▶ **Provided data**:
◇ ◇ ◇

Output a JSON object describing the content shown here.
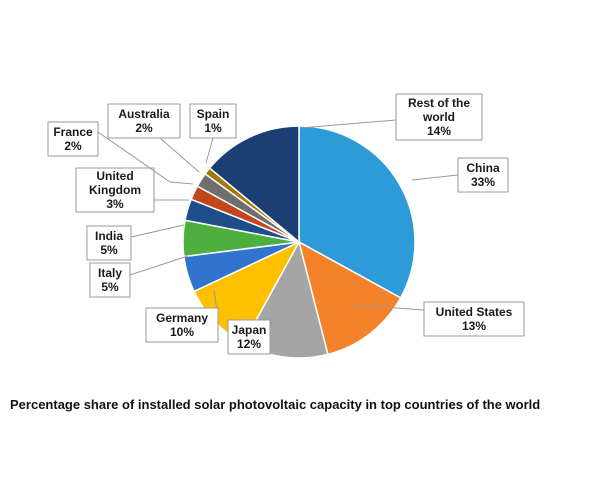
{
  "chart_data": {
    "type": "pie",
    "title": "",
    "slices": [
      {
        "name": "China",
        "value": 33,
        "label": "33%",
        "color": "#2E9BD9"
      },
      {
        "name": "United States",
        "value": 13,
        "label": "13%",
        "color": "#F4822B"
      },
      {
        "name": "Japan",
        "value": 12,
        "label": "12%",
        "color": "#A5A5A5"
      },
      {
        "name": "Germany",
        "value": 10,
        "label": "10%",
        "color": "#FFC000"
      },
      {
        "name": "Italy",
        "value": 5,
        "label": "5%",
        "color": "#2F74CE"
      },
      {
        "name": "India",
        "value": 5,
        "label": "5%",
        "color": "#4CAF3E"
      },
      {
        "name": "United Kingdom",
        "value": 3,
        "label": "3%",
        "color": "#1D4E8A"
      },
      {
        "name": "France",
        "value": 2,
        "label": "2%",
        "color": "#C0461C"
      },
      {
        "name": "Australia",
        "value": 2,
        "label": "2%",
        "color": "#6E6E6E"
      },
      {
        "name": "Spain",
        "value": 1,
        "label": "1%",
        "color": "#A3790C"
      },
      {
        "name": "Rest of the world",
        "value": 14,
        "label": "14%",
        "color": "#1C3F73"
      }
    ]
  },
  "caption": "Percentage share of installed solar photovoltaic capacity in top countries of the world"
}
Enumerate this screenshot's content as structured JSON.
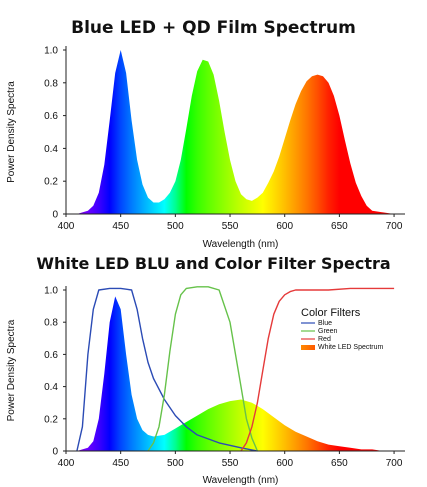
{
  "chart_data": [
    {
      "type": "area",
      "title": "Blue LED + QD Film Spectrum",
      "xlabel": "Wavelength (nm)",
      "ylabel": "Power Density Spectra",
      "xlim": [
        400,
        710
      ],
      "ylim": [
        0,
        1.0
      ],
      "xticks": [
        400,
        450,
        500,
        550,
        600,
        650,
        700
      ],
      "yticks": [
        0,
        0.2,
        0.4,
        0.6,
        0.8,
        1.0
      ],
      "ytick_labels": [
        "0",
        "0.2",
        "0.4",
        "0.6",
        "0.8",
        "1.0"
      ],
      "fill": "wavelength-rainbow",
      "grid": false,
      "series": [
        {
          "x": [
            400,
            410,
            420,
            425,
            430,
            435,
            440,
            445,
            450,
            455,
            460,
            465,
            470,
            475,
            480,
            485,
            490,
            495,
            500,
            505,
            510,
            515,
            520,
            525,
            530,
            535,
            540,
            545,
            550,
            555,
            560,
            565,
            570,
            575,
            580,
            585,
            590,
            595,
            600,
            605,
            610,
            615,
            620,
            625,
            630,
            635,
            640,
            645,
            650,
            655,
            660,
            665,
            670,
            675,
            680,
            690,
            700,
            710
          ],
          "values": [
            0.0,
            0.0,
            0.02,
            0.05,
            0.13,
            0.3,
            0.57,
            0.86,
            1.0,
            0.86,
            0.57,
            0.33,
            0.18,
            0.1,
            0.07,
            0.07,
            0.09,
            0.13,
            0.2,
            0.33,
            0.52,
            0.72,
            0.87,
            0.94,
            0.93,
            0.85,
            0.69,
            0.5,
            0.33,
            0.2,
            0.12,
            0.09,
            0.08,
            0.1,
            0.13,
            0.19,
            0.26,
            0.35,
            0.46,
            0.57,
            0.67,
            0.75,
            0.81,
            0.84,
            0.85,
            0.84,
            0.8,
            0.72,
            0.6,
            0.45,
            0.31,
            0.19,
            0.11,
            0.05,
            0.02,
            0.01,
            0.0,
            0.0
          ]
        }
      ]
    },
    {
      "type": "line",
      "title": "White LED BLU and Color Filter Spectra",
      "xlabel": "Wavelength (nm)",
      "ylabel": "Power Density Spectra",
      "xlim": [
        400,
        710
      ],
      "ylim": [
        0,
        1.0
      ],
      "xticks": [
        400,
        450,
        500,
        550,
        600,
        650,
        700
      ],
      "yticks": [
        0,
        0.2,
        0.4,
        0.6,
        0.8,
        1.0
      ],
      "ytick_labels": [
        "0",
        "0.2",
        "0.4",
        "0.6",
        "0.8",
        "1.0"
      ],
      "grid": false,
      "legend": {
        "title": "Color Filters",
        "placement": "right",
        "items": [
          "Blue",
          "Green",
          "Red",
          "White LED Spectrum"
        ]
      },
      "series": [
        {
          "name": "White LED Spectrum",
          "kind": "filled-area",
          "fill": "wavelength-rainbow",
          "x": [
            400,
            410,
            420,
            425,
            430,
            435,
            440,
            445,
            450,
            455,
            460,
            465,
            470,
            475,
            480,
            490,
            500,
            510,
            520,
            530,
            540,
            550,
            560,
            570,
            580,
            590,
            600,
            610,
            620,
            630,
            640,
            650,
            660,
            670,
            680,
            690,
            700,
            710
          ],
          "values": [
            0.0,
            0.0,
            0.02,
            0.06,
            0.2,
            0.48,
            0.8,
            0.96,
            0.88,
            0.6,
            0.35,
            0.2,
            0.13,
            0.1,
            0.09,
            0.1,
            0.14,
            0.18,
            0.22,
            0.26,
            0.29,
            0.31,
            0.32,
            0.3,
            0.26,
            0.21,
            0.16,
            0.12,
            0.09,
            0.06,
            0.04,
            0.03,
            0.02,
            0.01,
            0.01,
            0.0,
            0.0,
            0.0
          ]
        },
        {
          "name": "Blue",
          "color": "#2b4bb5",
          "x": [
            410,
            415,
            420,
            425,
            430,
            440,
            450,
            460,
            465,
            470,
            475,
            480,
            490,
            500,
            510,
            520,
            540,
            560,
            575
          ],
          "values": [
            0.0,
            0.15,
            0.6,
            0.88,
            1.0,
            1.01,
            1.01,
            1.0,
            0.88,
            0.7,
            0.55,
            0.45,
            0.32,
            0.22,
            0.15,
            0.1,
            0.05,
            0.02,
            0.0
          ]
        },
        {
          "name": "Green",
          "color": "#66c24a",
          "x": [
            475,
            480,
            485,
            490,
            495,
            500,
            505,
            510,
            520,
            530,
            540,
            550,
            555,
            560,
            565,
            570,
            575
          ],
          "values": [
            0.0,
            0.05,
            0.15,
            0.35,
            0.62,
            0.85,
            0.97,
            1.01,
            1.02,
            1.02,
            1.0,
            0.8,
            0.6,
            0.4,
            0.2,
            0.08,
            0.0
          ]
        },
        {
          "name": "Red",
          "color": "#e53a3a",
          "x": [
            560,
            565,
            570,
            575,
            580,
            585,
            590,
            595,
            600,
            605,
            610,
            620,
            640,
            660,
            680,
            700
          ],
          "values": [
            0.0,
            0.05,
            0.15,
            0.3,
            0.5,
            0.7,
            0.85,
            0.93,
            0.97,
            0.99,
            1.0,
            1.0,
            1.0,
            1.01,
            1.01,
            1.01
          ]
        }
      ]
    }
  ]
}
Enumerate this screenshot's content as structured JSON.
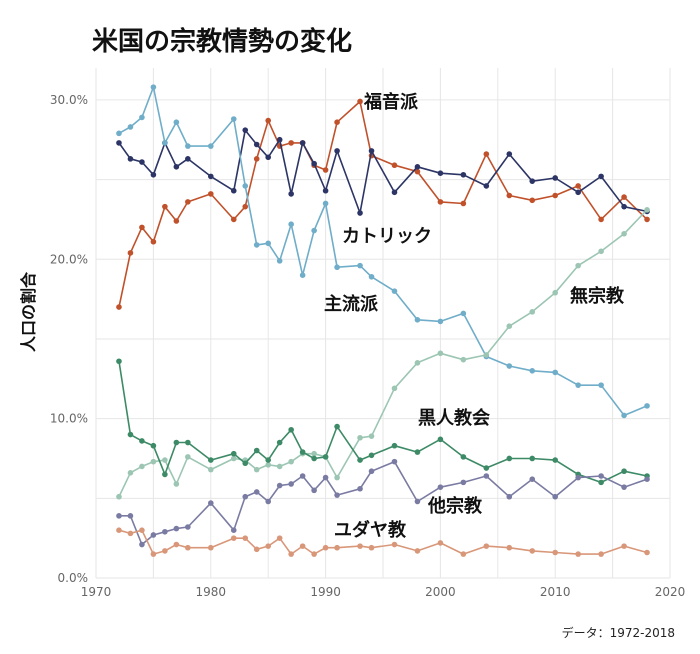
{
  "chart_data": {
    "type": "line",
    "title": "米国の宗教情勢の変化",
    "ylabel": "人口の割合",
    "caption": "データ：1972-2018",
    "xlim": [
      1970,
      2020
    ],
    "ylim": [
      0,
      32
    ],
    "xticks": [
      1970,
      1980,
      1990,
      2000,
      2010,
      2020
    ],
    "xtick_labels": [
      "1970",
      "1980",
      "1990",
      "2000",
      "2010",
      "2020"
    ],
    "yticks": [
      0,
      10,
      20,
      30
    ],
    "ytick_labels": [
      "0.0%",
      "10.0%",
      "20.0%",
      "30.0%"
    ],
    "series": [
      {
        "name": "福音派",
        "color": "#c0512b",
        "x": [
          1972,
          1973,
          1974,
          1975,
          1976,
          1977,
          1978,
          1980,
          1982,
          1983,
          1984,
          1985,
          1986,
          1987,
          1988,
          1989,
          1990,
          1991,
          1993,
          1994,
          1996,
          1998,
          2000,
          2002,
          2004,
          2006,
          2008,
          2010,
          2012,
          2014,
          2016,
          2018
        ],
        "y": [
          17.0,
          20.4,
          22.0,
          21.1,
          23.3,
          22.4,
          23.6,
          24.1,
          22.5,
          23.3,
          26.3,
          28.7,
          27.1,
          27.3,
          27.3,
          25.9,
          25.6,
          28.6,
          29.9,
          26.5,
          25.9,
          25.5,
          23.6,
          23.5,
          26.6,
          24.0,
          23.7,
          24.0,
          24.6,
          22.5,
          23.9,
          22.5
        ]
      },
      {
        "name": "カトリック",
        "color": "#2c3565",
        "x": [
          1972,
          1973,
          1974,
          1975,
          1976,
          1977,
          1978,
          1980,
          1982,
          1983,
          1984,
          1985,
          1986,
          1987,
          1988,
          1989,
          1990,
          1991,
          1993,
          1994,
          1996,
          1998,
          2000,
          2002,
          2004,
          2006,
          2008,
          2010,
          2012,
          2014,
          2016,
          2018
        ],
        "y": [
          27.3,
          26.3,
          26.1,
          25.3,
          27.3,
          25.8,
          26.3,
          25.2,
          24.3,
          28.1,
          27.2,
          26.4,
          27.5,
          24.1,
          27.3,
          26.0,
          24.3,
          26.8,
          22.9,
          26.8,
          24.2,
          25.8,
          25.4,
          25.3,
          24.6,
          26.6,
          24.9,
          25.1,
          24.2,
          25.2,
          23.3,
          23.0
        ]
      },
      {
        "name": "主流派",
        "color": "#6fadc9",
        "x": [
          1972,
          1973,
          1974,
          1975,
          1976,
          1977,
          1978,
          1980,
          1982,
          1983,
          1984,
          1985,
          1986,
          1987,
          1988,
          1989,
          1990,
          1991,
          1993,
          1994,
          1996,
          1998,
          2000,
          2002,
          2004,
          2006,
          2008,
          2010,
          2012,
          2014,
          2016,
          2018
        ],
        "y": [
          27.9,
          28.3,
          28.9,
          30.8,
          27.3,
          28.6,
          27.1,
          27.1,
          28.8,
          24.6,
          20.9,
          21.0,
          19.9,
          22.2,
          19.0,
          21.8,
          23.5,
          19.5,
          19.6,
          18.9,
          18.0,
          16.2,
          16.1,
          16.6,
          13.9,
          13.3,
          13.0,
          12.9,
          12.1,
          12.1,
          10.2,
          10.8
        ]
      },
      {
        "name": "無宗教",
        "color": "#9cc6b3",
        "x": [
          1972,
          1973,
          1974,
          1975,
          1976,
          1977,
          1978,
          1980,
          1982,
          1983,
          1984,
          1985,
          1986,
          1987,
          1988,
          1989,
          1990,
          1991,
          1993,
          1994,
          1996,
          1998,
          2000,
          2002,
          2004,
          2006,
          2008,
          2010,
          2012,
          2014,
          2016,
          2018
        ],
        "y": [
          5.1,
          6.6,
          7.0,
          7.3,
          7.4,
          5.9,
          7.6,
          6.8,
          7.5,
          7.4,
          6.8,
          7.1,
          7.0,
          7.3,
          7.8,
          7.8,
          7.6,
          6.3,
          8.8,
          8.9,
          11.9,
          13.5,
          14.1,
          13.7,
          14.0,
          15.8,
          16.7,
          17.9,
          19.6,
          20.5,
          21.6,
          23.1
        ]
      },
      {
        "name": "黒人教会",
        "color": "#3d8a66",
        "x": [
          1972,
          1973,
          1974,
          1975,
          1976,
          1977,
          1978,
          1980,
          1982,
          1983,
          1984,
          1985,
          1986,
          1987,
          1988,
          1989,
          1990,
          1991,
          1993,
          1994,
          1996,
          1998,
          2000,
          2002,
          2004,
          2006,
          2008,
          2010,
          2012,
          2014,
          2016,
          2018
        ],
        "y": [
          13.6,
          9.0,
          8.6,
          8.3,
          6.5,
          8.5,
          8.5,
          7.4,
          7.8,
          7.2,
          8.0,
          7.4,
          8.5,
          9.3,
          7.9,
          7.5,
          7.6,
          9.5,
          7.4,
          7.7,
          8.3,
          7.9,
          8.7,
          7.6,
          6.9,
          7.5,
          7.5,
          7.4,
          6.5,
          6.0,
          6.7,
          6.4
        ]
      },
      {
        "name": "他宗教",
        "color": "#7a7ba2",
        "x": [
          1972,
          1973,
          1974,
          1975,
          1976,
          1977,
          1978,
          1980,
          1982,
          1983,
          1984,
          1985,
          1986,
          1987,
          1988,
          1989,
          1990,
          1991,
          1993,
          1994,
          1996,
          1998,
          2000,
          2002,
          2004,
          2006,
          2008,
          2010,
          2012,
          2014,
          2016,
          2018
        ],
        "y": [
          3.9,
          3.9,
          2.1,
          2.7,
          2.9,
          3.1,
          3.2,
          4.7,
          3.0,
          5.1,
          5.4,
          4.8,
          5.8,
          5.9,
          6.4,
          5.5,
          6.3,
          5.2,
          5.6,
          6.7,
          7.3,
          4.8,
          5.7,
          6.0,
          6.4,
          5.1,
          6.2,
          5.1,
          6.3,
          6.4,
          5.7,
          6.2
        ]
      },
      {
        "name": "ユダヤ教",
        "color": "#d9977a",
        "x": [
          1972,
          1973,
          1974,
          1975,
          1976,
          1977,
          1978,
          1980,
          1982,
          1983,
          1984,
          1985,
          1986,
          1987,
          1988,
          1989,
          1990,
          1991,
          1993,
          1994,
          1996,
          1998,
          2000,
          2002,
          2004,
          2006,
          2008,
          2010,
          2012,
          2014,
          2016,
          2018
        ],
        "y": [
          3.0,
          2.8,
          3.0,
          1.5,
          1.7,
          2.1,
          1.9,
          1.9,
          2.5,
          2.5,
          1.8,
          2.0,
          2.5,
          1.5,
          2.0,
          1.5,
          1.9,
          1.9,
          2.0,
          1.9,
          2.1,
          1.7,
          2.2,
          1.5,
          2.0,
          1.9,
          1.7,
          1.6,
          1.5,
          1.5,
          2.0,
          1.6
        ]
      }
    ]
  }
}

◇ ◇ ◇

▶ **What you will do**: All lines holding the word "caption" should be picked out and copied.

▶ **Task solution**:
  "caption": "Percentage share of installed solar photovoltaic capacity in top countries of the world"
    "caption": "データ：1972-2018",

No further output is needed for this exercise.